• _Task directions_
Copy all lines below containing "structured".

Records from a data collection:
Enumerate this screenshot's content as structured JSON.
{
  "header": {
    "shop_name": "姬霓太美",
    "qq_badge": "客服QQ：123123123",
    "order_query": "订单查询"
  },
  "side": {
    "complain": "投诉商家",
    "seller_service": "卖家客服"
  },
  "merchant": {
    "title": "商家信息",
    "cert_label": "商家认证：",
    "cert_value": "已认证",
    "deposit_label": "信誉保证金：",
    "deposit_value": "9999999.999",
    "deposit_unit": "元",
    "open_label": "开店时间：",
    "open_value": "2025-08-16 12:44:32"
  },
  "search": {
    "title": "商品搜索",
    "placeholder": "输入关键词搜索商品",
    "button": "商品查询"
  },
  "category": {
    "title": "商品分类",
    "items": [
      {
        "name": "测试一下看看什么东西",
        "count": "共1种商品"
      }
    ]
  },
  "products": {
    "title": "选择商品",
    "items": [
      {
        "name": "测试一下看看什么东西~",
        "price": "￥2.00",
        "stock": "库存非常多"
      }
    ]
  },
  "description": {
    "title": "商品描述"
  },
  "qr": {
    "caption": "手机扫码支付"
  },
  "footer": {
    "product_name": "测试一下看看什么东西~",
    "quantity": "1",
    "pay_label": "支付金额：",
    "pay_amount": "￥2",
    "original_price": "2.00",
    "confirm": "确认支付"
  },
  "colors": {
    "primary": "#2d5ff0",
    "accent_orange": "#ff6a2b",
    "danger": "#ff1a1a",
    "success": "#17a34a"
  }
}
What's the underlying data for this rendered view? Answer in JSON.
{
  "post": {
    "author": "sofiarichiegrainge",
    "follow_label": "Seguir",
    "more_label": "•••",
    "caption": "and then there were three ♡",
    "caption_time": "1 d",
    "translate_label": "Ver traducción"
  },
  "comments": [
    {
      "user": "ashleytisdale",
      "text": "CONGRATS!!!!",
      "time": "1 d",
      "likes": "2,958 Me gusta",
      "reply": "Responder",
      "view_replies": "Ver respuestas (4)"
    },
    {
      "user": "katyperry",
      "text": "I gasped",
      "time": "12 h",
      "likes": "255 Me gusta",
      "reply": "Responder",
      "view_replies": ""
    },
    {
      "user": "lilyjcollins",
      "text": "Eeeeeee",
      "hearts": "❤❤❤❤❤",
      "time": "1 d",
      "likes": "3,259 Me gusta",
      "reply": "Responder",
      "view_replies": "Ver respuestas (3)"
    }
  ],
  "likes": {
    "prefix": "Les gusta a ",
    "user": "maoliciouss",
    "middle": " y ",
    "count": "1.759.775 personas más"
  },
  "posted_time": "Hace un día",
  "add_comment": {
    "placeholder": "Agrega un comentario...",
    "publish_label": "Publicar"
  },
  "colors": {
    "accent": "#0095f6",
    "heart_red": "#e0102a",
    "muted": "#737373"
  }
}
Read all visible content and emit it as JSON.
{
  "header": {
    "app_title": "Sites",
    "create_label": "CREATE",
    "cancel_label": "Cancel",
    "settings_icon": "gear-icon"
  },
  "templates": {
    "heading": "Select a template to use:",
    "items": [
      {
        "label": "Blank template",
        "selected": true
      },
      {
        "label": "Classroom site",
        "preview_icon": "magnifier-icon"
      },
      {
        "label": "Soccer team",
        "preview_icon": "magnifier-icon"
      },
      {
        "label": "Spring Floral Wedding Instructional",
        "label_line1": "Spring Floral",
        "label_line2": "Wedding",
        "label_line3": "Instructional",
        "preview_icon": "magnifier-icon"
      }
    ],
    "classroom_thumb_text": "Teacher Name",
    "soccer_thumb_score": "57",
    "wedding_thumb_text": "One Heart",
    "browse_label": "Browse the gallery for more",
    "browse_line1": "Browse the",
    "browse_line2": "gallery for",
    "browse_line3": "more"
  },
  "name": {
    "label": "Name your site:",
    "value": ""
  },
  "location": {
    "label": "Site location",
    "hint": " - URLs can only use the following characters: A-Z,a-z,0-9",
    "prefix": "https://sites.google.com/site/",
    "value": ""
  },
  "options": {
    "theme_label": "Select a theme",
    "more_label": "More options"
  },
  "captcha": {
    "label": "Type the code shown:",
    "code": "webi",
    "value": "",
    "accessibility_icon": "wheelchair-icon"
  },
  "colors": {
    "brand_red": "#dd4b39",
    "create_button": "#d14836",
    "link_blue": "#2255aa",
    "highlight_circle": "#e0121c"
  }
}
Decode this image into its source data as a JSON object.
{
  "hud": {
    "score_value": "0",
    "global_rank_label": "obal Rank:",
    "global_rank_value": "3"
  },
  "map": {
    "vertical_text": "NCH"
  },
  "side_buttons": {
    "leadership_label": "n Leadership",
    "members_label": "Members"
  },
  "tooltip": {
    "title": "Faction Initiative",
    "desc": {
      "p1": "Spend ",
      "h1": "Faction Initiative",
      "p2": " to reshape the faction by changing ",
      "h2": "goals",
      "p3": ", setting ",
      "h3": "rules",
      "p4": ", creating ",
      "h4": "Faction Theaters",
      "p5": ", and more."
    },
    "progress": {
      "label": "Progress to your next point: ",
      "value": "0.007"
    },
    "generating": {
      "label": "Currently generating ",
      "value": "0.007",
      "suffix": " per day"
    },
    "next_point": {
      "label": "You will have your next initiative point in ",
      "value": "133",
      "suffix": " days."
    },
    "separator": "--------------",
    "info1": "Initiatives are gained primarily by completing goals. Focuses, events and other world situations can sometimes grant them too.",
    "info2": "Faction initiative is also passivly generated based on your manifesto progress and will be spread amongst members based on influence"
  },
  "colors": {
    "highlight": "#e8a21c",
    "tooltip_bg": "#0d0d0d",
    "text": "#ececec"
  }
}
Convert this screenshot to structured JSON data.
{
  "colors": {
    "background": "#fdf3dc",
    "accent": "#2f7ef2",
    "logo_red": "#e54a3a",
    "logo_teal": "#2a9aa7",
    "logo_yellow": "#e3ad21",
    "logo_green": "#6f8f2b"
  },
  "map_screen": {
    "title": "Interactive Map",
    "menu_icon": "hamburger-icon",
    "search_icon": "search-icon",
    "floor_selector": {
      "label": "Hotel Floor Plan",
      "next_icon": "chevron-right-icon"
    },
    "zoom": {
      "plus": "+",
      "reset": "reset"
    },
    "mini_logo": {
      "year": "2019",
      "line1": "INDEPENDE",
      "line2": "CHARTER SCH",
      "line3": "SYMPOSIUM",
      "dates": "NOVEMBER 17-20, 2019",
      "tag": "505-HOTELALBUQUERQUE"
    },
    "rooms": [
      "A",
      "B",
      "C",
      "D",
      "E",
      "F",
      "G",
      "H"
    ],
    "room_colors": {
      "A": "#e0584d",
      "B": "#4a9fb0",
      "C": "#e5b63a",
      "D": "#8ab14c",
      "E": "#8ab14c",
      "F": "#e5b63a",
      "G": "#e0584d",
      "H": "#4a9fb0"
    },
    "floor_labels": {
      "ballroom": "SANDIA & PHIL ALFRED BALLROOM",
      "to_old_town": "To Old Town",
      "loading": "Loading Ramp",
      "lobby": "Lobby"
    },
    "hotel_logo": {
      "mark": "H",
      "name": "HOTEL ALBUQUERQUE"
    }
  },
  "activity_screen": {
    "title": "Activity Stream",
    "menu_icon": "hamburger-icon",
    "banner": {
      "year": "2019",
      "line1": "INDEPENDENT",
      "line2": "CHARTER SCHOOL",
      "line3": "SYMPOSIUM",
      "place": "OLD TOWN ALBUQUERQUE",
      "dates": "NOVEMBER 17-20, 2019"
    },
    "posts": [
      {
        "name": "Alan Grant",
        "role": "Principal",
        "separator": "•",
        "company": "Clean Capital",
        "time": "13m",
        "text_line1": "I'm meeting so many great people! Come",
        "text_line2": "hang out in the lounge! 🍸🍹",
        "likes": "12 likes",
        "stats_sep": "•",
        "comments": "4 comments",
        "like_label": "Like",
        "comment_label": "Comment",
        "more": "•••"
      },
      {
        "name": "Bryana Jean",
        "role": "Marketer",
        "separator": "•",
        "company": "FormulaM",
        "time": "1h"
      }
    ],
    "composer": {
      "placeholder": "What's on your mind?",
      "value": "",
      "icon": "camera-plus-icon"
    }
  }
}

• _Output_
Enumerate this screenshot's content as structured JSON.
Convert this screenshot to structured JSON data.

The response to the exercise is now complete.